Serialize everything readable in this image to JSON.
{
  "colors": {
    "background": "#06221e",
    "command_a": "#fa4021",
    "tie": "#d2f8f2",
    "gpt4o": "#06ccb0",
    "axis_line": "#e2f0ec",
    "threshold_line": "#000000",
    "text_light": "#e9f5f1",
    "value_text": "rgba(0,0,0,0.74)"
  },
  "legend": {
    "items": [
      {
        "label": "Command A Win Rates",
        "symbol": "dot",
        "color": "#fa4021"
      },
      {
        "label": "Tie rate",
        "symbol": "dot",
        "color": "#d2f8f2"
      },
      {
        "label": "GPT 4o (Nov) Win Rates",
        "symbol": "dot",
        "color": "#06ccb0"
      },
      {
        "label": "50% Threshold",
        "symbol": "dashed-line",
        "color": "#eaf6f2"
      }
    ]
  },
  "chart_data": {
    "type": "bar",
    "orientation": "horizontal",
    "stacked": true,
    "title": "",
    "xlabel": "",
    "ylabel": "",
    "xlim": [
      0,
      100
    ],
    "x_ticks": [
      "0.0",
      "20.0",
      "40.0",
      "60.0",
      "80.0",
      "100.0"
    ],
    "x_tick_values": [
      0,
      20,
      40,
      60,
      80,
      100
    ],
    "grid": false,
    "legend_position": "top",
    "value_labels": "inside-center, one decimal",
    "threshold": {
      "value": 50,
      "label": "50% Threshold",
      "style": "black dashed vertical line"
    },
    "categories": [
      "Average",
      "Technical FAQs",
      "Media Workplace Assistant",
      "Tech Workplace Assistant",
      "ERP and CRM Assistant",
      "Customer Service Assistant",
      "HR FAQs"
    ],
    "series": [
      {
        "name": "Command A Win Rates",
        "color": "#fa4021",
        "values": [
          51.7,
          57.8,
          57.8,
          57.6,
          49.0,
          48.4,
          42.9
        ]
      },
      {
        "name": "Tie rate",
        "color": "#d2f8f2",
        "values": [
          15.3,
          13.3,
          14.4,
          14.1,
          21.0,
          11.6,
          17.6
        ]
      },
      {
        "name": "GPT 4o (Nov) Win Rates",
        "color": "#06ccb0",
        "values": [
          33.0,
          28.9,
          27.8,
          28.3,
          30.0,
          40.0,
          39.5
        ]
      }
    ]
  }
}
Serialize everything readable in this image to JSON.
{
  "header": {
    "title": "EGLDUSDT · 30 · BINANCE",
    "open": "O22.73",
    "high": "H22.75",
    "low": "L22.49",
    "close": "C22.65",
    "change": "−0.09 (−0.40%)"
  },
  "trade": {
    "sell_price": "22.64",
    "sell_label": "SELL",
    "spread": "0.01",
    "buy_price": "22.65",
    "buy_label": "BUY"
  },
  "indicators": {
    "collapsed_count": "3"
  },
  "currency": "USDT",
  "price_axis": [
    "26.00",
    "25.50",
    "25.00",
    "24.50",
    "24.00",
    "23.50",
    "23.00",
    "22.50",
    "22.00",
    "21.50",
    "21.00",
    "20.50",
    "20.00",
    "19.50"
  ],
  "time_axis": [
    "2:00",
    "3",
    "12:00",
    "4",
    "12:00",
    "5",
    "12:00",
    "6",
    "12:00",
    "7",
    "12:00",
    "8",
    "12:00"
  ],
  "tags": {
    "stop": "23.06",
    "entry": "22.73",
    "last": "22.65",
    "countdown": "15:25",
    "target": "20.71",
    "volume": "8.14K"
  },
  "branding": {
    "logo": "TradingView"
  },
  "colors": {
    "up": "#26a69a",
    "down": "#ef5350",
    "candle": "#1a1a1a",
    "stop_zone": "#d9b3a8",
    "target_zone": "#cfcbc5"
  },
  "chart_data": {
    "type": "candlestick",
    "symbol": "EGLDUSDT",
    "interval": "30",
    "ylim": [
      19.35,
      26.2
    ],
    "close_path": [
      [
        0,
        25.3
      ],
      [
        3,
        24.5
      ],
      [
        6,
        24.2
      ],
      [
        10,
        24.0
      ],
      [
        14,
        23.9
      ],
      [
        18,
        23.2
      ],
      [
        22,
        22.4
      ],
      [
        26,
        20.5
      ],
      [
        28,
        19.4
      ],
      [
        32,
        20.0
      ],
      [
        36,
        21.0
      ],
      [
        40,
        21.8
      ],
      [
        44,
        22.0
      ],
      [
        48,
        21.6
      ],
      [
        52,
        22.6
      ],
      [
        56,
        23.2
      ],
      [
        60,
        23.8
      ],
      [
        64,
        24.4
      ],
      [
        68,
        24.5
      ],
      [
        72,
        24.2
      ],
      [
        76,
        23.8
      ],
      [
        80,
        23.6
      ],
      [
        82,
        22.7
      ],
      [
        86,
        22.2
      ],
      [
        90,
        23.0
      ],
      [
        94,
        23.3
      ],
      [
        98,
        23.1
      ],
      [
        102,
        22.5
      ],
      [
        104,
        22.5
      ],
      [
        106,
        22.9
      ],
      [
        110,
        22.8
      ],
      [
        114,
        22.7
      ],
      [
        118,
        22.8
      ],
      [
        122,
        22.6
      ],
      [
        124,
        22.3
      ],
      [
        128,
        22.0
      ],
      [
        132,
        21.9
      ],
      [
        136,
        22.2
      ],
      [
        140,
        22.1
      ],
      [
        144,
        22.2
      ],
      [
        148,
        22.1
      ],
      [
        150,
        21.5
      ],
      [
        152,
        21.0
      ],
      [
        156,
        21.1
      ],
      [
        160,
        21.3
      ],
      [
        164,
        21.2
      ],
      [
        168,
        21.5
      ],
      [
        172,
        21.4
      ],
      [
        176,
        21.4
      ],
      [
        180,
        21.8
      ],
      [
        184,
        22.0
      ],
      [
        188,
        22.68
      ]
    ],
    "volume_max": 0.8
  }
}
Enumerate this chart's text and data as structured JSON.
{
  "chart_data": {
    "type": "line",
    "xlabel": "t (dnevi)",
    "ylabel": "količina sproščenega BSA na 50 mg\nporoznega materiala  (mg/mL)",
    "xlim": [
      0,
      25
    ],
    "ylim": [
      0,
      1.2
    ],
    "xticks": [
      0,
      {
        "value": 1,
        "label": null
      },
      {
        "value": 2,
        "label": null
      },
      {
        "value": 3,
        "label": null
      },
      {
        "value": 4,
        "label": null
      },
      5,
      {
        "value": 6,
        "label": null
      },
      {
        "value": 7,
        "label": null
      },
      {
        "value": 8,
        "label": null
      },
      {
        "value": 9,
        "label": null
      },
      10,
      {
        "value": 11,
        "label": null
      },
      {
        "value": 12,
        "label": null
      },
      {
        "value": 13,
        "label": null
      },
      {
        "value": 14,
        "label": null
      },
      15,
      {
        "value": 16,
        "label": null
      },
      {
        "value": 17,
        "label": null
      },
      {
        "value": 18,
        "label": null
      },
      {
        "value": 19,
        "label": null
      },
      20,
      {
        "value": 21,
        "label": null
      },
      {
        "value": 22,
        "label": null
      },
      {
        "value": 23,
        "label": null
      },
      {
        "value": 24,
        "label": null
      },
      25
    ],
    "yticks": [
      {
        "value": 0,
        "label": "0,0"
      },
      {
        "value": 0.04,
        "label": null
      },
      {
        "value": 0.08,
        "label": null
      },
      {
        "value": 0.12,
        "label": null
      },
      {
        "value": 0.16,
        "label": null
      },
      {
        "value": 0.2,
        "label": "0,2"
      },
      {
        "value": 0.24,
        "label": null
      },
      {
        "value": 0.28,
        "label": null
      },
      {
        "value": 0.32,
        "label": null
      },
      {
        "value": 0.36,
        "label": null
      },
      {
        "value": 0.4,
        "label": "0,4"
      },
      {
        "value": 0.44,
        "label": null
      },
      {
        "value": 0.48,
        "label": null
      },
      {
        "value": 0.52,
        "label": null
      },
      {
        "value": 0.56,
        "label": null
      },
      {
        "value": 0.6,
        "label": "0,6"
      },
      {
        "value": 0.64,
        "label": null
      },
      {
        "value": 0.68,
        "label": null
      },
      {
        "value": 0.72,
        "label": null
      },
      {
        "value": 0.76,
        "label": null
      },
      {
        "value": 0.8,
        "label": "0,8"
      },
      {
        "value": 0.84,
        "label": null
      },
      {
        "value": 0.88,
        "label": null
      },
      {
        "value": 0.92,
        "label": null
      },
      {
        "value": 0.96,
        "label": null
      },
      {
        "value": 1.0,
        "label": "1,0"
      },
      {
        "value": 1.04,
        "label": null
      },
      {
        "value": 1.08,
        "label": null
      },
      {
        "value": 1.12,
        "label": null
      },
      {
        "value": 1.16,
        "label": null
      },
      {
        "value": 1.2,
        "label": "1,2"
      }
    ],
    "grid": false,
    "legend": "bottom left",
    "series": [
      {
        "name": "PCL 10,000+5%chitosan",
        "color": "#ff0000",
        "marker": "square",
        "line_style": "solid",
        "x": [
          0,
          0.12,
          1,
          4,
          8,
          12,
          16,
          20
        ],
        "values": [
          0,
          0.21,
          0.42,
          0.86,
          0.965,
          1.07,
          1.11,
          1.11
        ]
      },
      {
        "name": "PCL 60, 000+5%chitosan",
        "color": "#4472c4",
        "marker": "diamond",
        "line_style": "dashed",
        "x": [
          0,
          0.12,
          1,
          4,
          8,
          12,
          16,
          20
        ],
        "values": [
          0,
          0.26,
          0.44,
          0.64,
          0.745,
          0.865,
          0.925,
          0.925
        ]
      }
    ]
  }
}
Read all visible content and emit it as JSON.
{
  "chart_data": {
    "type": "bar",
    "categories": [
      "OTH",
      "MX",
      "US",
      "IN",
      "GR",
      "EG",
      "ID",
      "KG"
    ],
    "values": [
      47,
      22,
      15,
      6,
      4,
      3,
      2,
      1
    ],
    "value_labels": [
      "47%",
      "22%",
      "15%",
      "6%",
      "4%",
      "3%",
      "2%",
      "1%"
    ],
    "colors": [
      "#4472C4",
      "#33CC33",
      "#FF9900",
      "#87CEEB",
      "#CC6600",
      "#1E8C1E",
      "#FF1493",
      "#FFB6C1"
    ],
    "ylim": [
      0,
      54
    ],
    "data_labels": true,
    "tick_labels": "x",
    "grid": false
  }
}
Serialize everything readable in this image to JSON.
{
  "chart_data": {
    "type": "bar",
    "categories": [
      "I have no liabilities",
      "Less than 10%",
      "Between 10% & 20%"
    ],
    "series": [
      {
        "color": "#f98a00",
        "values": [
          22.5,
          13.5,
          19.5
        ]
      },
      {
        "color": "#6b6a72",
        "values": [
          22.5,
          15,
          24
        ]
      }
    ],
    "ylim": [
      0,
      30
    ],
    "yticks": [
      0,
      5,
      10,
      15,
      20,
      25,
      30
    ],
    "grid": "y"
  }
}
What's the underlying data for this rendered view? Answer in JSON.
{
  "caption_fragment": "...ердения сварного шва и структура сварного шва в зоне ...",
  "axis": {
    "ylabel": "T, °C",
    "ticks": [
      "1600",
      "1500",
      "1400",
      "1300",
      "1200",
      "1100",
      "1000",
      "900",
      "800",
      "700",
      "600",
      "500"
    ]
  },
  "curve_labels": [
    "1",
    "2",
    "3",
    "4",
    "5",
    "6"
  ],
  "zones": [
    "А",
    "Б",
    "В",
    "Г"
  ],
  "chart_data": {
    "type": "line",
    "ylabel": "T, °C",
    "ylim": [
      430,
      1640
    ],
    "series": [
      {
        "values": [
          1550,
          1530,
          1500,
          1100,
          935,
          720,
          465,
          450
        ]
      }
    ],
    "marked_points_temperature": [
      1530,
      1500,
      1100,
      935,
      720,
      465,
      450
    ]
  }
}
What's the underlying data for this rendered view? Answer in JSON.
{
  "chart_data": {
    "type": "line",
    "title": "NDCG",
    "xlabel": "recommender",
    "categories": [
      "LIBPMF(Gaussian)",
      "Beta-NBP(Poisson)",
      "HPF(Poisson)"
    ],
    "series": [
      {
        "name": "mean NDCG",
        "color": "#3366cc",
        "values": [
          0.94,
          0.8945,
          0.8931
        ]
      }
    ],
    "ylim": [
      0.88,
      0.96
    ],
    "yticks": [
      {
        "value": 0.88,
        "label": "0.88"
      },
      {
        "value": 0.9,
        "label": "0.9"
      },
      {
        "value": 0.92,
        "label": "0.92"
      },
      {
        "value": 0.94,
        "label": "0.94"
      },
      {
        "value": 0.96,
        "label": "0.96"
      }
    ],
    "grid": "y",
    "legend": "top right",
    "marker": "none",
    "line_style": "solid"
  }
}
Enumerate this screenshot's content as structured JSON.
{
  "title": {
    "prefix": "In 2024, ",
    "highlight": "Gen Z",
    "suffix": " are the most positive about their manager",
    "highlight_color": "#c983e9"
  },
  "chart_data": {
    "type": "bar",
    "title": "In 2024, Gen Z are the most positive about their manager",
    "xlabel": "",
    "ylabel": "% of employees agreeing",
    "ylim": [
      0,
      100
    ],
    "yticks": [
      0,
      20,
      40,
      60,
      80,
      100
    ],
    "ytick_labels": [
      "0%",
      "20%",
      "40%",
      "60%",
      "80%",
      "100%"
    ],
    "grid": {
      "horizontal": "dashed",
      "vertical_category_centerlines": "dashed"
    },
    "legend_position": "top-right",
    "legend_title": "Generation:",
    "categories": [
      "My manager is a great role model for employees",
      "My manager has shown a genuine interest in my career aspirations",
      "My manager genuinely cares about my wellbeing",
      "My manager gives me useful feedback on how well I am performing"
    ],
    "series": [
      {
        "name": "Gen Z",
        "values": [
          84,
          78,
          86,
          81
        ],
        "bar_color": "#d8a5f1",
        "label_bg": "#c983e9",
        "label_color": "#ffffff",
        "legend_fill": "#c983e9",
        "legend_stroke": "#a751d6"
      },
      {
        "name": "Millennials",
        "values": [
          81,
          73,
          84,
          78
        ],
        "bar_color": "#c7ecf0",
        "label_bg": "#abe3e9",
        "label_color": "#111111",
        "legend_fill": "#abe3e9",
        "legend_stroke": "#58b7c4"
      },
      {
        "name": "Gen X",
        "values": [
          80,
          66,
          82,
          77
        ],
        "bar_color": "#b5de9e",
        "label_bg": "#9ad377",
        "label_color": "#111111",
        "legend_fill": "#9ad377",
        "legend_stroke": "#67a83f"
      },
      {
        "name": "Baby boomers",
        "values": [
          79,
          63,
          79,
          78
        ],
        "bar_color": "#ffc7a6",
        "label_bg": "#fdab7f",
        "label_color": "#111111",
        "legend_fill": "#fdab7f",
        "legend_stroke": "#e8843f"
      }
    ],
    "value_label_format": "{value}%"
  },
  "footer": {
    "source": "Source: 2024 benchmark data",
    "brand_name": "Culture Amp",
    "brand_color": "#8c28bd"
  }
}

▶ Set exercise
Collect each line above holding the string "most".

▶ Response for this exercise
    "suffix": " are the most positive about their manager",
    "title": "In 2024, Gen Z are the most positive about their manager",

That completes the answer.